*Task*. Retype all the records with nothing changed.

Dataset excerpts:
============

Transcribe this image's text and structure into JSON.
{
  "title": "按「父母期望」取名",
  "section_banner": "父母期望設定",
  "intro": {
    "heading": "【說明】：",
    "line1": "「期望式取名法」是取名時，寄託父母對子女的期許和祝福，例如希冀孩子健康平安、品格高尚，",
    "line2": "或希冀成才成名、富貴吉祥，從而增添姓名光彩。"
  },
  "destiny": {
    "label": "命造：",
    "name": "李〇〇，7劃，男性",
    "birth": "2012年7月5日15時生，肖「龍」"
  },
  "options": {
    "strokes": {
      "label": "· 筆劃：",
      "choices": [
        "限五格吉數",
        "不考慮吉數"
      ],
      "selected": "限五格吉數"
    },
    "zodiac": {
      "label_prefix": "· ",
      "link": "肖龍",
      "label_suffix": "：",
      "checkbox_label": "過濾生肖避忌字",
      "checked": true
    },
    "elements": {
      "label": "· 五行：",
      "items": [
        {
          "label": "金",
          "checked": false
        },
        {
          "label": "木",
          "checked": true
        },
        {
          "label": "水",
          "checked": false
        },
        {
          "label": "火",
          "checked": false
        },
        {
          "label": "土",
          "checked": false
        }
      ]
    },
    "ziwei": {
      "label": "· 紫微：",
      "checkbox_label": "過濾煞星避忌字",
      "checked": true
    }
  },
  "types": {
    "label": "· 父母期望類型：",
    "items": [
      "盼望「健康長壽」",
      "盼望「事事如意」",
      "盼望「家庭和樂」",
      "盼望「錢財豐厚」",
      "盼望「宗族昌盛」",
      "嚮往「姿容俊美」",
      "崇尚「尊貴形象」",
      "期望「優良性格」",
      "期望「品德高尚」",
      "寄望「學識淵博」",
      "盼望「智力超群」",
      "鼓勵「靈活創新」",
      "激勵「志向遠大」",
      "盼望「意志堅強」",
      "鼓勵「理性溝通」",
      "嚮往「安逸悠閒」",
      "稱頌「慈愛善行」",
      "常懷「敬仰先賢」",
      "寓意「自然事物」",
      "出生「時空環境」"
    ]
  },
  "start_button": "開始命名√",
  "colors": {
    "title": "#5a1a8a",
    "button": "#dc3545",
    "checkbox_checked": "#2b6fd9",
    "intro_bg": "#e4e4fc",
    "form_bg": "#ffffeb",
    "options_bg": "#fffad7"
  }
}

============

*Answer to the problem*.
Transcribe this image's text and structure into JSON.
{
  "title": "按「父母期望」取名",
  "section_banner": "父母期望設定",
  "intro": {
    "heading": "【說明】：",
    "line1": "「期望式取名法」是取名時，寄託父母對子女的期許和祝福，例如希冀孩子健康平安、品格高尚，",
    "line2": "或希冀成才成名、富貴吉祥，從而增添姓名光彩。"
  },
  "destiny": {
    "label": "命造：",
    "name": "李〇〇，7劃，男性",
    "birth": "2012年7月5日15時生，肖「龍」"
  },
  "options": {
    "strokes": {
      "label": "· 筆劃：",
      "choices": [
        "限五格吉數",
        "不考慮吉數"
      ],
      "selected": "限五格吉數"
    },
    "zodiac": {
      "label_prefix": "· ",
      "link": "肖龍",
      "label_suffix": "：",
      "checkbox_label": "過濾生肖避忌字",
      "checked": true
    },
    "elements": {
      "label": "· 五行：",
      "items": [
        {
          "label": "金",
          "checked": false
        },
        {
          "label": "木",
          "checked": true
        },
        {
          "label": "水",
          "checked": false
        },
        {
          "label": "火",
          "checked": false
        },
        {
          "label": "土",
          "checked": false
        }
      ]
    },
    "ziwei": {
      "label": "· 紫微：",
      "checkbox_label": "過濾煞星避忌字",
      "checked": true
    }
  },
  "types": {
    "label": "· 父母期望類型：",
    "items": [
      "盼望「健康長壽」",
      "盼望「事事如意」",
      "盼望「家庭和樂」",
      "盼望「錢財豐厚」",
      "盼望「宗族昌盛」",
      "嚮往「姿容俊美」",
      "崇尚「尊貴形象」",
      "期望「優良性格」",
      "期望「品德高尚」",
      "寄望「學識淵博」",
      "盼望「智力超群」",
      "鼓勵「靈活創新」",
      "激勵「志向遠大」",
      "盼望「意志堅強」",
      "鼓勵「理性溝通」",
      "嚮往「安逸悠閒」",
      "稱頌「慈愛善行」",
      "常懷「敬仰先賢」",
      "寓意「自然事物」",
      "出生「時空環境」"
    ]
  },
  "start_button": "開始命名√",
  "colors": {
    "title": "#5a1a8a",
    "button": "#dc3545",
    "checkbox_checked": "#2b6fd9",
    "intro_bg": "#e4e4fc",
    "form_bg": "#ffffeb",
    "options_bg": "#fffad7"
  }
}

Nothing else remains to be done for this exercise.